Task requirements: Check each line of the material below for "fermées". Report how many have it, with no other words.

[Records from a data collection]

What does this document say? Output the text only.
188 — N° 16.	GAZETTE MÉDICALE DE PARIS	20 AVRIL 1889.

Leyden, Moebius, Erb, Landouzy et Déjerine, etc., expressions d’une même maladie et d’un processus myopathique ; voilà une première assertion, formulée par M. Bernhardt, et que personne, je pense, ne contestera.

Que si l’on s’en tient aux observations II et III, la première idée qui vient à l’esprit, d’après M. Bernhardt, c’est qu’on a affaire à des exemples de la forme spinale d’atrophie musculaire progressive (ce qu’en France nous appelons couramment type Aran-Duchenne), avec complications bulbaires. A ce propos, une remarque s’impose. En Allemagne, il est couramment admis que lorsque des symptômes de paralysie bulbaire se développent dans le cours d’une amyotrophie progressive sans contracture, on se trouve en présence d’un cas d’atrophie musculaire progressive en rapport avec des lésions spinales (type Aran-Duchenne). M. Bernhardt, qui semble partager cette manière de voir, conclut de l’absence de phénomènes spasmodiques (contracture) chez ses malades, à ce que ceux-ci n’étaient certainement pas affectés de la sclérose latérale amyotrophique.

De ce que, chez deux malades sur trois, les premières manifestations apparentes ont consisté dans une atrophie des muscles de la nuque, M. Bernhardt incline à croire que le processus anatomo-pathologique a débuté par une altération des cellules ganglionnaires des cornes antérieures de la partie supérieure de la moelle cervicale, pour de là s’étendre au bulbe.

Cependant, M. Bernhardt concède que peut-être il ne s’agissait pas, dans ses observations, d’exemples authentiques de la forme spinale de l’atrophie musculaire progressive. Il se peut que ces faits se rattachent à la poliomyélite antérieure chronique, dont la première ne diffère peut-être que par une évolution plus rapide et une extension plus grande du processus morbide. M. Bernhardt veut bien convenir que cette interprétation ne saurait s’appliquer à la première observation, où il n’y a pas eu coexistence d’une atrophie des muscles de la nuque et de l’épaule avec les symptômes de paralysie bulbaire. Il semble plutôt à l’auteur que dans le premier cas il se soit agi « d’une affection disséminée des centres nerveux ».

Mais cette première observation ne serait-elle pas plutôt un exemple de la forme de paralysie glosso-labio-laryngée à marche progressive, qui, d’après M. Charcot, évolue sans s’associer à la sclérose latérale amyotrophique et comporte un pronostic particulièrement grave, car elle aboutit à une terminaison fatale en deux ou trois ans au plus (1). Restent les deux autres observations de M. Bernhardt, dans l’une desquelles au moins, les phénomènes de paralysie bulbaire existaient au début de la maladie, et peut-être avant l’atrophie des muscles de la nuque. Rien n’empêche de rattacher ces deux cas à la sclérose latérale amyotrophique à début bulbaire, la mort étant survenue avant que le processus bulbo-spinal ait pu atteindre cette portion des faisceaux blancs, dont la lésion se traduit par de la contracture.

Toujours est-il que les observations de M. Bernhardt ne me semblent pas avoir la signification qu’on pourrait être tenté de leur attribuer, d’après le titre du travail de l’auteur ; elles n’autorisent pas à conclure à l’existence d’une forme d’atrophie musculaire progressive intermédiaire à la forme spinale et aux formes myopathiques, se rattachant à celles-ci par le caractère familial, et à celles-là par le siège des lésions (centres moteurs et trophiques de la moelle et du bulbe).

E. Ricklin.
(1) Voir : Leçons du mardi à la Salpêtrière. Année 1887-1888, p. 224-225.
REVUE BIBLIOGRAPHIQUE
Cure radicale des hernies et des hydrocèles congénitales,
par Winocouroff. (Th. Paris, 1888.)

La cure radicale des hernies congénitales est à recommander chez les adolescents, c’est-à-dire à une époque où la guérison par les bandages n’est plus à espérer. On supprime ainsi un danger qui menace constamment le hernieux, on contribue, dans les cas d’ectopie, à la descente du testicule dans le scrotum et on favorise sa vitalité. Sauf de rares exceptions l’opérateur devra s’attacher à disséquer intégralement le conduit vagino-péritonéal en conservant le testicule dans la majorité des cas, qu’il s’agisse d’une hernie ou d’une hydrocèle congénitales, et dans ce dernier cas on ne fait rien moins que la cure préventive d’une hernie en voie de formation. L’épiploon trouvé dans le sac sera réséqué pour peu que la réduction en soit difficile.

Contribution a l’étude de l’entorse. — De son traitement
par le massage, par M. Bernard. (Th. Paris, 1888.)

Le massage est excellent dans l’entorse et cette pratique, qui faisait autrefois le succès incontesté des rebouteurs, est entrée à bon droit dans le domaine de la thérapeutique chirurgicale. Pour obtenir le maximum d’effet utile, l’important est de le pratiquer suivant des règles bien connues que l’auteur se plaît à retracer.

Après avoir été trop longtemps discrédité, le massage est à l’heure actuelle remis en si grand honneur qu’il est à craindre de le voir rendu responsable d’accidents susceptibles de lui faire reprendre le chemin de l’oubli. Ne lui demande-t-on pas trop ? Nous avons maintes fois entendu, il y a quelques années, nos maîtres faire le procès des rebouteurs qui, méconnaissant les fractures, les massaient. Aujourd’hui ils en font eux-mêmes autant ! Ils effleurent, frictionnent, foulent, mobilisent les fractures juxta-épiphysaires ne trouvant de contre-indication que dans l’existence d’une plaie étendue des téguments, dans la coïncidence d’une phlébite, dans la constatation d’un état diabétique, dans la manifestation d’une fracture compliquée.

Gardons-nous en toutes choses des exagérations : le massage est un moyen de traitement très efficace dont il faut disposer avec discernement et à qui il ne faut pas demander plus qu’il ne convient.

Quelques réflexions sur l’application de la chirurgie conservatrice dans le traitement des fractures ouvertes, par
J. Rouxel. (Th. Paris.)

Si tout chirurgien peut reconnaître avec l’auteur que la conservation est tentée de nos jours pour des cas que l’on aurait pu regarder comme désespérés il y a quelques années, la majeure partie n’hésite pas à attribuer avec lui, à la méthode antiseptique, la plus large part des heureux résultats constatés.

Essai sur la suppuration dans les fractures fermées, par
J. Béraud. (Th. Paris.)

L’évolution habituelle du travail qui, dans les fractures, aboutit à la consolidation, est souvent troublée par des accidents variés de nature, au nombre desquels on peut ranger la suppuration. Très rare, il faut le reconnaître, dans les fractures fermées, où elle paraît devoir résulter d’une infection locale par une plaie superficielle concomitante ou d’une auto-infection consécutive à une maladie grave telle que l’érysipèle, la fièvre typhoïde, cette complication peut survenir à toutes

Output of the task: 2